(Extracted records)

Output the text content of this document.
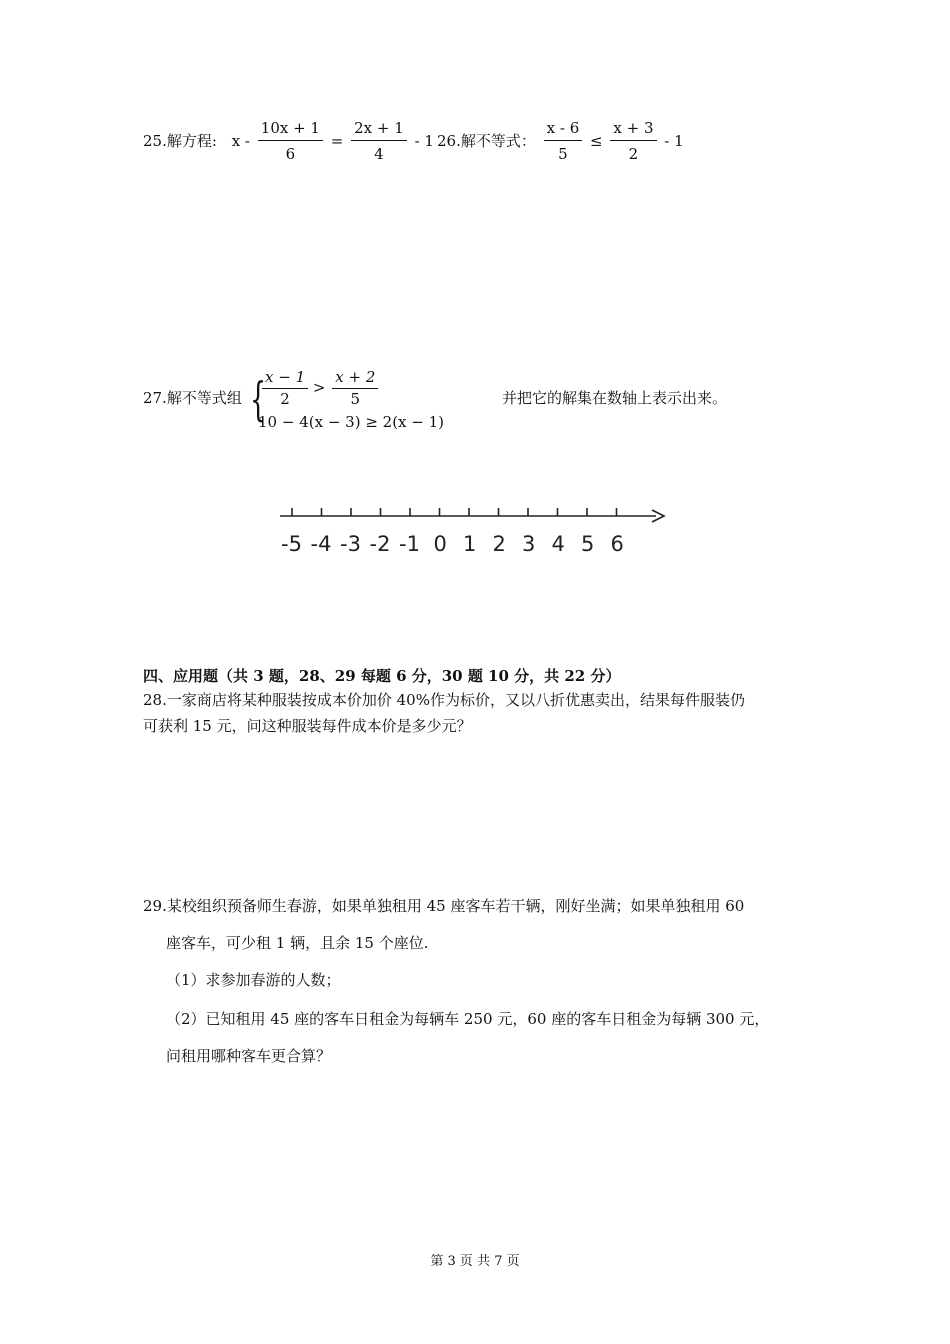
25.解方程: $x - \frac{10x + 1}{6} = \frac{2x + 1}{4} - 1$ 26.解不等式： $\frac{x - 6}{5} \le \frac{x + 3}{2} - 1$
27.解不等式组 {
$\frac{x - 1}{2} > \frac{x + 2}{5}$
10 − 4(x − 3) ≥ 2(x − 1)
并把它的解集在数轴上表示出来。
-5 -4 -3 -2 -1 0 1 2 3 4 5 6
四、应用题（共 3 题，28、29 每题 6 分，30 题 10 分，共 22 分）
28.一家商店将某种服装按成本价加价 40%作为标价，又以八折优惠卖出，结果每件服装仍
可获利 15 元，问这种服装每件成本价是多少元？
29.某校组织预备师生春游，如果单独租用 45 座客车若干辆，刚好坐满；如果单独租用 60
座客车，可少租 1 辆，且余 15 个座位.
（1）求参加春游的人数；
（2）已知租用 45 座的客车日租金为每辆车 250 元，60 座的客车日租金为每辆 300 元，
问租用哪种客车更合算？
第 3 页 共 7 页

WORK TO COMPLETE -
Pictures are not part of the copy; output everything else in the records exactly.

TASK OUTPUT -
Output the text content of this document.
25.解方程: $x - \frac{10x + 1}{6} = \frac{2x + 1}{4} - 1$ 26.解不等式： $\frac{x - 6}{5} \le \frac{x + 3}{2} - 1$
27.解不等式组 {
$\frac{x - 1}{2} > \frac{x + 2}{5}$
10 − 4(x − 3) ≥ 2(x − 1)
并把它的解集在数轴上表示出来。
-5 -4 -3 -2 -1 0 1 2 3 4 5 6
四、应用题（共 3 题，28、29 每题 6 分，30 题 10 分，共 22 分）
28.一家商店将某种服装按成本价加价 40%作为标价，又以八折优惠卖出，结果每件服装仍
可获利 15 元，问这种服装每件成本价是多少元？
29.某校组织预备师生春游，如果单独租用 45 座客车若干辆，刚好坐满；如果单独租用 60
座客车，可少租 1 辆，且余 15 个座位.
（1）求参加春游的人数；
（2）已知租用 45 座的客车日租金为每辆车 250 元，60 座的客车日租金为每辆 300 元，
问租用哪种客车更合算？
第 3 页 共 7 页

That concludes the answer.